• [Exercise task]:
Lines that contain "Default" are to be counted; give only their number.

• [Information shown]:
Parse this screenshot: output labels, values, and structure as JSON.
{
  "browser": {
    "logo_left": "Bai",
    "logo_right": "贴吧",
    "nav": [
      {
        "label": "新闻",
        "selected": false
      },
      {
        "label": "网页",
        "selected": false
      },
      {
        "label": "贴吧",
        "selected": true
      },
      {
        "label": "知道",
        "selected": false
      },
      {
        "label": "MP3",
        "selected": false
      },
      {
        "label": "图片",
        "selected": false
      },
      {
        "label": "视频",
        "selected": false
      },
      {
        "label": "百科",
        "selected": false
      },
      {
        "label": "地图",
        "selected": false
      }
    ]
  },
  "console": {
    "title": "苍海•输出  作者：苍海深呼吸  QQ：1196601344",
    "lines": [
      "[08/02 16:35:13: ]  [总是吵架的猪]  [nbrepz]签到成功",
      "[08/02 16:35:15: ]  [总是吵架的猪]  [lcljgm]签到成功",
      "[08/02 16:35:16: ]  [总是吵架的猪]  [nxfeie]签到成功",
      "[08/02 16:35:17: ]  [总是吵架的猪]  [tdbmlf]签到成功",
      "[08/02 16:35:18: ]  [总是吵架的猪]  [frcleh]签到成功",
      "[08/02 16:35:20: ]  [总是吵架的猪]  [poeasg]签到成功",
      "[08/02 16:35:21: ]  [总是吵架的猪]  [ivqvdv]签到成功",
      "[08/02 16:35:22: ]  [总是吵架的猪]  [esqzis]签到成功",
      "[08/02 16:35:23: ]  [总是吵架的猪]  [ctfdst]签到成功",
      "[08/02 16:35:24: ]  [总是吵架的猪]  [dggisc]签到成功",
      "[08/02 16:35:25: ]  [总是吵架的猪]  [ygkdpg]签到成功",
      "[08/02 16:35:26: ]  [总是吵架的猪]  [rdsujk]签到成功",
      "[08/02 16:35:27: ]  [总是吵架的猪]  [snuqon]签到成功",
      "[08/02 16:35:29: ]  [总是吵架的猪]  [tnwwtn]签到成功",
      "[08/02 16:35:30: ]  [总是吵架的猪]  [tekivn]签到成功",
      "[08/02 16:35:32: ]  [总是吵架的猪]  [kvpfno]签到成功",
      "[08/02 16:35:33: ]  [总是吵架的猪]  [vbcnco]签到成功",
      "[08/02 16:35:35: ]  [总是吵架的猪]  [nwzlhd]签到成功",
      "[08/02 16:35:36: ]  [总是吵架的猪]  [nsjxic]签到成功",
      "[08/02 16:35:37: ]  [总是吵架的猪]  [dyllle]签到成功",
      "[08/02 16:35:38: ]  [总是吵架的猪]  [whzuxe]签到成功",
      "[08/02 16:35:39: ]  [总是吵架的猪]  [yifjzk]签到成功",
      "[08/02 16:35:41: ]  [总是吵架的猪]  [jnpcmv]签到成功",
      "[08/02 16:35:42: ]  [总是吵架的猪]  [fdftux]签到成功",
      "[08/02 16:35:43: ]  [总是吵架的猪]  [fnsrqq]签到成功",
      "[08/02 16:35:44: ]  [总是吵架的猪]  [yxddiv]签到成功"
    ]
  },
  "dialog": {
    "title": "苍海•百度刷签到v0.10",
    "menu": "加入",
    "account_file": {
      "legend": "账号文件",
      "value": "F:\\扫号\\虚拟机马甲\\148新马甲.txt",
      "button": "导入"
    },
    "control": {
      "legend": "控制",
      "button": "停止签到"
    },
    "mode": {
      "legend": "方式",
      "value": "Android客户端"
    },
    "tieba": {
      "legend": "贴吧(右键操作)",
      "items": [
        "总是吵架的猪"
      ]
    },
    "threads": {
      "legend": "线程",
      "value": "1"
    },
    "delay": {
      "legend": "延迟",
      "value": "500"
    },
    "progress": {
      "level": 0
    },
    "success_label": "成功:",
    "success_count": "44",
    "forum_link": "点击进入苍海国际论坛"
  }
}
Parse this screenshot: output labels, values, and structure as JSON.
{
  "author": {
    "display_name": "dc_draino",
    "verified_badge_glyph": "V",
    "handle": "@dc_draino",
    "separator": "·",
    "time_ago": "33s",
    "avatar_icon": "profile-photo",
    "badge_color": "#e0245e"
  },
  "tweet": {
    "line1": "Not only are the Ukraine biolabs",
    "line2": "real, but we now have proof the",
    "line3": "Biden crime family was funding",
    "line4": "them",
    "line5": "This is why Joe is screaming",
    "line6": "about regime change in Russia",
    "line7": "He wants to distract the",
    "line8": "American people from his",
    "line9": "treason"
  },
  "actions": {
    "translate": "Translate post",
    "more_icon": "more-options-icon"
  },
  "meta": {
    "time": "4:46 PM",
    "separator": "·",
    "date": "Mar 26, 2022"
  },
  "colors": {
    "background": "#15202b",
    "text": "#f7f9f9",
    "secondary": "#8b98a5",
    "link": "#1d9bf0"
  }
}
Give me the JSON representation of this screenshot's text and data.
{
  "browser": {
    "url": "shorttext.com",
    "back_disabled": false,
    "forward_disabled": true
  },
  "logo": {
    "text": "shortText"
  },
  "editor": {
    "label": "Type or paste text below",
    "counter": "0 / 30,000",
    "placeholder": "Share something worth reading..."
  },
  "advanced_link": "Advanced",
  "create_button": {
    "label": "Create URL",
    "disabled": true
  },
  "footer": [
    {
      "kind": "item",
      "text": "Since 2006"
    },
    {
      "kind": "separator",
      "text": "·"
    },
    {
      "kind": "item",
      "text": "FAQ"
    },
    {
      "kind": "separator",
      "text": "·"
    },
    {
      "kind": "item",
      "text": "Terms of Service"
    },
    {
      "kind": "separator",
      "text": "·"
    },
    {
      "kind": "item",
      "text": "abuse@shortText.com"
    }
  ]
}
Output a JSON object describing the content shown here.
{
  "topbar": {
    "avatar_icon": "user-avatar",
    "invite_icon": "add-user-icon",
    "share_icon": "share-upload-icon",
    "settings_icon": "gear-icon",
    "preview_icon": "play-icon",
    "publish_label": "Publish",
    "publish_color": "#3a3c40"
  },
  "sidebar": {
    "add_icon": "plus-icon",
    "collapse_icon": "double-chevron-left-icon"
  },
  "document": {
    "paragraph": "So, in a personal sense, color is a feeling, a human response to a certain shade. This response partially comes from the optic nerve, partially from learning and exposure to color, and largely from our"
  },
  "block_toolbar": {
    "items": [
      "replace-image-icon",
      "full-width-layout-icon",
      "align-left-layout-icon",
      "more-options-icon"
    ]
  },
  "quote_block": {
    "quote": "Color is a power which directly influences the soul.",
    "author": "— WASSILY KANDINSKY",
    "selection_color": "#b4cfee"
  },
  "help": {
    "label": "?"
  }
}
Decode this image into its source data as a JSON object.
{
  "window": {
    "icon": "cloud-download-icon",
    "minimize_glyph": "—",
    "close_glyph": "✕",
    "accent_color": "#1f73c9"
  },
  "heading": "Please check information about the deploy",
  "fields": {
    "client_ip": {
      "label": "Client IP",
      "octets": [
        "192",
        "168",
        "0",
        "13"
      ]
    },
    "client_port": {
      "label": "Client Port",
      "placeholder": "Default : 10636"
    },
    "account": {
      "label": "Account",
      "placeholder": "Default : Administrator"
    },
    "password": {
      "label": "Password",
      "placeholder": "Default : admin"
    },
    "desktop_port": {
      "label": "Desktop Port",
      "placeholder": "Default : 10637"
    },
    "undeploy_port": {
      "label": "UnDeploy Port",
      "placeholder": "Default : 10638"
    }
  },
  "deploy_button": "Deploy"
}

• [Written answer]:
5